- **Task description**
Output the lines of the data below as a numbered list, leaving out any blank lines.

- **Element placement data**
•••
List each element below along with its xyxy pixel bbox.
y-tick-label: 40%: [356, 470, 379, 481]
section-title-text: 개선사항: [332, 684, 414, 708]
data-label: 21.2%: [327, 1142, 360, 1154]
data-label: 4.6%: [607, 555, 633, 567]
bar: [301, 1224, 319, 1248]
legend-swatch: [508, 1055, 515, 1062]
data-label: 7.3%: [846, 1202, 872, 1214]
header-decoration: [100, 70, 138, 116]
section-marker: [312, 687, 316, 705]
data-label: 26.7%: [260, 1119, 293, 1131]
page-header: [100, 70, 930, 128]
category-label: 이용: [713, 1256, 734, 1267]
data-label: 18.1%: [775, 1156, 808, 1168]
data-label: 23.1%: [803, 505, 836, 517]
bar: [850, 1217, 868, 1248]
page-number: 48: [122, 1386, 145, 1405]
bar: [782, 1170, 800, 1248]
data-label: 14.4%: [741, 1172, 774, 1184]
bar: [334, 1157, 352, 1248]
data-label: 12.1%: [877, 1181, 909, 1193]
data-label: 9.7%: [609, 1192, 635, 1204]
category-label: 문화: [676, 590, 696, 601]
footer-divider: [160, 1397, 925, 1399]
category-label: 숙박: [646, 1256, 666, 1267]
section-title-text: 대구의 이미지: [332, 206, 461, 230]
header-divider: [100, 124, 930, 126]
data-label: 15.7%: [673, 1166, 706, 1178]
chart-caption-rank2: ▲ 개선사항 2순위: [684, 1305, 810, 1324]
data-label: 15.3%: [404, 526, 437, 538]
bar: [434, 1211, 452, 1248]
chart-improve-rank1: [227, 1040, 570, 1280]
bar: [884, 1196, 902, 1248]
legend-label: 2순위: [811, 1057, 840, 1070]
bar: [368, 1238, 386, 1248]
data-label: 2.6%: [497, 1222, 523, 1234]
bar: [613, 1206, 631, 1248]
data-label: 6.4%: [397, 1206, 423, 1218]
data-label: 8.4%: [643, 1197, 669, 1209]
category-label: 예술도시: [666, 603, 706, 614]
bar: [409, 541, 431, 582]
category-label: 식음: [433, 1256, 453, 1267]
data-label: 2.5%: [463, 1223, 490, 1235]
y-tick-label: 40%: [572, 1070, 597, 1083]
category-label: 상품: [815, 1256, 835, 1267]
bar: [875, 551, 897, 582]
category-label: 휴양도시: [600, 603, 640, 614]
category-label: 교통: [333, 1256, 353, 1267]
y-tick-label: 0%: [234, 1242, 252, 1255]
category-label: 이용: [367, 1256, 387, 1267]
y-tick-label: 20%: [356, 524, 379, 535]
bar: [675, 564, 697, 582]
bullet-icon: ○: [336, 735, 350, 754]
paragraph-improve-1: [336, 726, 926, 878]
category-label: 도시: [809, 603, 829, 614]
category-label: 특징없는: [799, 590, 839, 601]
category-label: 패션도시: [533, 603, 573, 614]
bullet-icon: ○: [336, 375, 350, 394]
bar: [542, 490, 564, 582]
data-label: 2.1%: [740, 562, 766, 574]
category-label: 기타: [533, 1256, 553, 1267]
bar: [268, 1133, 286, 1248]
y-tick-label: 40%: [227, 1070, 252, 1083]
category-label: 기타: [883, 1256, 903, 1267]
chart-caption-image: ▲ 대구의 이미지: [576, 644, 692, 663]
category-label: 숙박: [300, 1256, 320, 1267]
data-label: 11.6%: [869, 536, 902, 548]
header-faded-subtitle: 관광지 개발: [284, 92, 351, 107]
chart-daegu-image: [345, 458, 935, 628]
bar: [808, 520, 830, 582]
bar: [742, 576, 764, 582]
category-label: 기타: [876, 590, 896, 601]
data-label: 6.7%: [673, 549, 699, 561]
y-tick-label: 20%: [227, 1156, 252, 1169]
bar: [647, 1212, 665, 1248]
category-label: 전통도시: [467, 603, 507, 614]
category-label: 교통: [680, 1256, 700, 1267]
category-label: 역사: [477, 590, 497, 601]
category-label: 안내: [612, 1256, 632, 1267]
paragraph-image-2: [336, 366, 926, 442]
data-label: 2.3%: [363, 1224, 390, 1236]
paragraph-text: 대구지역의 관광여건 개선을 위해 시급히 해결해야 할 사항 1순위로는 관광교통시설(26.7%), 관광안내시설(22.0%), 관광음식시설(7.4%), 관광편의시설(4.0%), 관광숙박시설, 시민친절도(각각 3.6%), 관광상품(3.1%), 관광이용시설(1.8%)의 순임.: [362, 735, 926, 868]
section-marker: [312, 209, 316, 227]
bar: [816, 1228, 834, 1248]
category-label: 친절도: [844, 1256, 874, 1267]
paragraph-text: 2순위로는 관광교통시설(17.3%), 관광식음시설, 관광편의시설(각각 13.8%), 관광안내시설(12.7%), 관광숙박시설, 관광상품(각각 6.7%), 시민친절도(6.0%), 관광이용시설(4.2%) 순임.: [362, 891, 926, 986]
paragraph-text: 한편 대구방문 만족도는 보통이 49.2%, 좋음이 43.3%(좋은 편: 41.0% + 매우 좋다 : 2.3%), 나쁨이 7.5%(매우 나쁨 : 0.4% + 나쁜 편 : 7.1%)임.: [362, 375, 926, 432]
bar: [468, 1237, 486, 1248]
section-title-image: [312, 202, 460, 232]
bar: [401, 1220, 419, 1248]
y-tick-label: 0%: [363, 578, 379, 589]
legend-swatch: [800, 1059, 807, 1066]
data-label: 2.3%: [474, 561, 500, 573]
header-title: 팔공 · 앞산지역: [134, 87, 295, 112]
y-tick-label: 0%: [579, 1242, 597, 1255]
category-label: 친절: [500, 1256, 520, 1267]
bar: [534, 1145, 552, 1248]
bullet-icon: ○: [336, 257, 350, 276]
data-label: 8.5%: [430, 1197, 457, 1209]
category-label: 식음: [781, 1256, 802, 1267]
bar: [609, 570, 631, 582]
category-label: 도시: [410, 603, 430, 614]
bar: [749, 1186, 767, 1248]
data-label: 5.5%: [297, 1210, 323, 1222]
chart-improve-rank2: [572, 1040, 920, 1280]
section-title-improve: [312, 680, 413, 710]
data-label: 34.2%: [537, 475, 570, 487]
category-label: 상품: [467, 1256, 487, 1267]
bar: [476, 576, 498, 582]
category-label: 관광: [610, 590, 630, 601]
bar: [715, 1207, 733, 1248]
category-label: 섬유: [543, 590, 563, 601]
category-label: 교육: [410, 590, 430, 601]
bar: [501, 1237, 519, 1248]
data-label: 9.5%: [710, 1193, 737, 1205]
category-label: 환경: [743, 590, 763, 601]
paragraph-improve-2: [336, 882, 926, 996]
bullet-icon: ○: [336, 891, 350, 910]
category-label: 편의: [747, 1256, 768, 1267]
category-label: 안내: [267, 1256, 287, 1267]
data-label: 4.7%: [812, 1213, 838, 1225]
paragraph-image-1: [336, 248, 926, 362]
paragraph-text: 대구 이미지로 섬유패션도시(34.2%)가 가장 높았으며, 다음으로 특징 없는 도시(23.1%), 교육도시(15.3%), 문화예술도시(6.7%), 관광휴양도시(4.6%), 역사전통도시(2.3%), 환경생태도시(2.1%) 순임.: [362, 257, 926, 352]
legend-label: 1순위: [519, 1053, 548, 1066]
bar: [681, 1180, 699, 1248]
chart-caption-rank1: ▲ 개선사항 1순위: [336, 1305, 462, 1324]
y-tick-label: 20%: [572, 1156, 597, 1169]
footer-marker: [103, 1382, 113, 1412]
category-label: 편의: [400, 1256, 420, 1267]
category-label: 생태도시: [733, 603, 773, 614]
•••
- **Finished task**
1. List each element below along with its xyxy pixel bbox.
2. y-tick-label: 40%: [356, 470, 379, 481]
3. section-title-text: 개선사항: [332, 684, 414, 708]
4. data-label: 21.2%: [327, 1142, 360, 1154]
5. data-label: 4.6%: [607, 555, 633, 567]
6. bar: [301, 1224, 319, 1248]
7. legend-swatch: [508, 1055, 515, 1062]
8. data-label: 7.3%: [846, 1202, 872, 1214]
9. header-decoration: [100, 70, 138, 116]
10. section-marker: [312, 687, 316, 705]
11. data-label: 26.7%: [260, 1119, 293, 1131]
12. page-header: [100, 70, 930, 128]
13. category-label: 이용: [713, 1256, 734, 1267]
14. data-label: 18.1%: [775, 1156, 808, 1168]
15. data-label: 23.1%: [803, 505, 836, 517]
16. bar: [850, 1217, 868, 1248]
17. page-number: 48: [122, 1386, 145, 1405]
18. bar: [782, 1170, 800, 1248]
19. data-label: 14.4%: [741, 1172, 774, 1184]
20. bar: [334, 1157, 352, 1248]
21. data-label: 12.1%: [877, 1181, 909, 1193]
22. data-label: 9.7%: [609, 1192, 635, 1204]
23. category-label: 문화: [676, 590, 696, 601]
24. footer-divider: [160, 1397, 925, 1399]
25. category-label: 숙박: [646, 1256, 666, 1267]
26. section-title-text: 대구의 이미지: [332, 206, 461, 230]
27. header-divider: [100, 124, 930, 126]
28. data-label: 15.7%: [673, 1166, 706, 1178]
29. chart-caption-rank2: ▲ 개선사항 2순위: [684, 1305, 810, 1324]
30. data-label: 15.3%: [404, 526, 437, 538]
31. bar: [434, 1211, 452, 1248]
32. chart-improve-rank1: [227, 1040, 570, 1280]
33. bar: [884, 1196, 902, 1248]
34. legend-label: 2순위: [811, 1057, 840, 1070]
35. bar: [368, 1238, 386, 1248]
36. data-label: 2.6%: [497, 1222, 523, 1234]
37. bar: [613, 1206, 631, 1248]
38. data-label: 6.4%: [397, 1206, 423, 1218]
39. data-label: 8.4%: [643, 1197, 669, 1209]
40. category-label: 예술도시: [666, 603, 706, 614]
41. bar: [409, 541, 431, 582]
42. category-label: 식음: [433, 1256, 453, 1267]
43. data-label: 2.5%: [463, 1223, 490, 1235]
44. y-tick-label: 40%: [572, 1070, 597, 1083]
45. category-label: 상품: [815, 1256, 835, 1267]
46. bar: [875, 551, 897, 582]
47. category-label: 휴양도시: [600, 603, 640, 614]
48. category-label: 교통: [333, 1256, 353, 1267]
49. y-tick-label: 0%: [234, 1242, 252, 1255]
50. category-label: 이용: [367, 1256, 387, 1267]
51. y-tick-label: 20%: [356, 524, 379, 535]
52. bar: [675, 564, 697, 582]
53. bullet-icon: ○: [336, 735, 350, 754]
54. paragraph-improve-1: [336, 726, 926, 878]
55. category-label: 도시: [809, 603, 829, 614]
56. category-label: 특징없는: [799, 590, 839, 601]
57. category-label: 패션도시: [533, 603, 573, 614]
58. bullet-icon: ○: [336, 375, 350, 394]
59. bar: [542, 490, 564, 582]
60. data-label: 2.1%: [740, 562, 766, 574]
61. category-label: 기타: [533, 1256, 553, 1267]
62. bar: [268, 1133, 286, 1248]
63. y-tick-label: 40%: [227, 1070, 252, 1083]
64. category-label: 기타: [883, 1256, 903, 1267]
65. chart-caption-image: ▲ 대구의 이미지: [576, 644, 692, 663]
66. category-label: 숙박: [300, 1256, 320, 1267]
67. data-label: 11.6%: [869, 536, 902, 548]
68. header-faded-subtitle: 관광지 개발: [284, 92, 351, 107]
69. chart-daegu-image: [345, 458, 935, 628]
70. bar: [808, 520, 830, 582]
71. bar: [742, 576, 764, 582]
72. category-label: 기타: [876, 590, 896, 601]
73. data-label: 6.7%: [673, 549, 699, 561]
74. y-tick-label: 20%: [227, 1156, 252, 1169]
75. bar: [647, 1212, 665, 1248]
76. category-label: 전통도시: [467, 603, 507, 614]
77. category-label: 교통: [680, 1256, 700, 1267]
78. category-label: 역사: [477, 590, 497, 601]
79. category-label: 안내: [612, 1256, 632, 1267]
80. paragraph-image-2: [336, 366, 926, 442]
81. data-label: 2.3%: [363, 1224, 390, 1236]
82. paragraph-text: 대구지역의 관광여건 개선을 위해 시급히 해결해야 할 사항 1순위로는 관광교통시설(26.7%), 관광안내시설(22.0%), 관광음식시설(7.4%), 관광편의시설(4.0%), 관광숙박시설, 시민친절도(각각 3.6%), 관광상품(3.1%), 관광이용시설(1.8%)의 순임.: [362, 735, 926, 868]
83. section-marker: [312, 209, 316, 227]
84. bar: [816, 1228, 834, 1248]
85. category-label: 친절도: [844, 1256, 874, 1267]
86. paragraph-text: 2순위로는 관광교통시설(17.3%), 관광식음시설, 관광편의시설(각각 13.8%), 관광안내시설(12.7%), 관광숙박시설, 관광상품(각각 6.7%), 시민친절도(6.0%), 관광이용시설(4.2%) 순임.: [362, 891, 926, 986]
87. paragraph-text: 한편 대구방문 만족도는 보통이 49.2%, 좋음이 43.3%(좋은 편: 41.0% + 매우 좋다 : 2.3%), 나쁨이 7.5%(매우 나쁨 : 0.4% + 나쁜 편 : 7.1%)임.: [362, 375, 926, 432]
88. bar: [468, 1237, 486, 1248]
89. section-title-image: [312, 202, 460, 232]
90. bar: [401, 1220, 419, 1248]
91. y-tick-label: 0%: [363, 578, 379, 589]
92. legend-swatch: [800, 1059, 807, 1066]
93. data-label: 2.3%: [474, 561, 500, 573]
94. header-title: 팔공 · 앞산지역: [134, 87, 295, 112]
95. y-tick-label: 0%: [579, 1242, 597, 1255]
96. category-label: 친절: [500, 1256, 520, 1267]
97. bar: [534, 1145, 552, 1248]
98. bullet-icon: ○: [336, 257, 350, 276]
99. data-label: 8.5%: [430, 1197, 457, 1209]
100. category-label: 식음: [781, 1256, 802, 1267]
101. bar: [609, 570, 631, 582]
102. category-label: 도시: [410, 603, 430, 614]
103. bar: [749, 1186, 767, 1248]
104. data-label: 5.5%: [297, 1210, 323, 1222]
105. chart-improve-rank2: [572, 1040, 920, 1280]
106. section-title-improve: [312, 680, 413, 710]
107. data-label: 34.2%: [537, 475, 570, 487]
108. category-label: 상품: [467, 1256, 487, 1267]
109. bar: [476, 576, 498, 582]
110. category-label: 관광: [610, 590, 630, 601]
111. bar: [715, 1207, 733, 1248]
112. category-label: 섬유: [543, 590, 563, 601]
113. category-label: 교육: [410, 590, 430, 601]
114. bar: [501, 1237, 519, 1248]
115. data-label: 9.5%: [710, 1193, 737, 1205]
116. category-label: 환경: [743, 590, 763, 601]
117. paragraph-improve-2: [336, 882, 926, 996]
118. bullet-icon: ○: [336, 891, 350, 910]
119. category-label: 편의: [747, 1256, 768, 1267]
120. category-label: 안내: [267, 1256, 287, 1267]
121. data-label: 4.7%: [812, 1213, 838, 1225]
122. paragraph-image-1: [336, 248, 926, 362]
123. paragraph-text: 대구 이미지로 섬유패션도시(34.2%)가 가장 높았으며, 다음으로 특징 없는 도시(23.1%), 교육도시(15.3%), 문화예술도시(6.7%), 관광휴양도시(4.6%), 역사전통도시(2.3%), 환경생태도시(2.1%) 순임.: [362, 257, 926, 352]
124. legend-label: 1순위: [519, 1053, 548, 1066]
125. bar: [681, 1180, 699, 1248]
126. chart-caption-rank1: ▲ 개선사항 1순위: [336, 1305, 462, 1324]
127. y-tick-label: 20%: [572, 1156, 597, 1169]
128. footer-marker: [103, 1382, 113, 1412]
129. category-label: 편의: [400, 1256, 420, 1267]
130. category-label: 생태도시: [733, 603, 773, 614]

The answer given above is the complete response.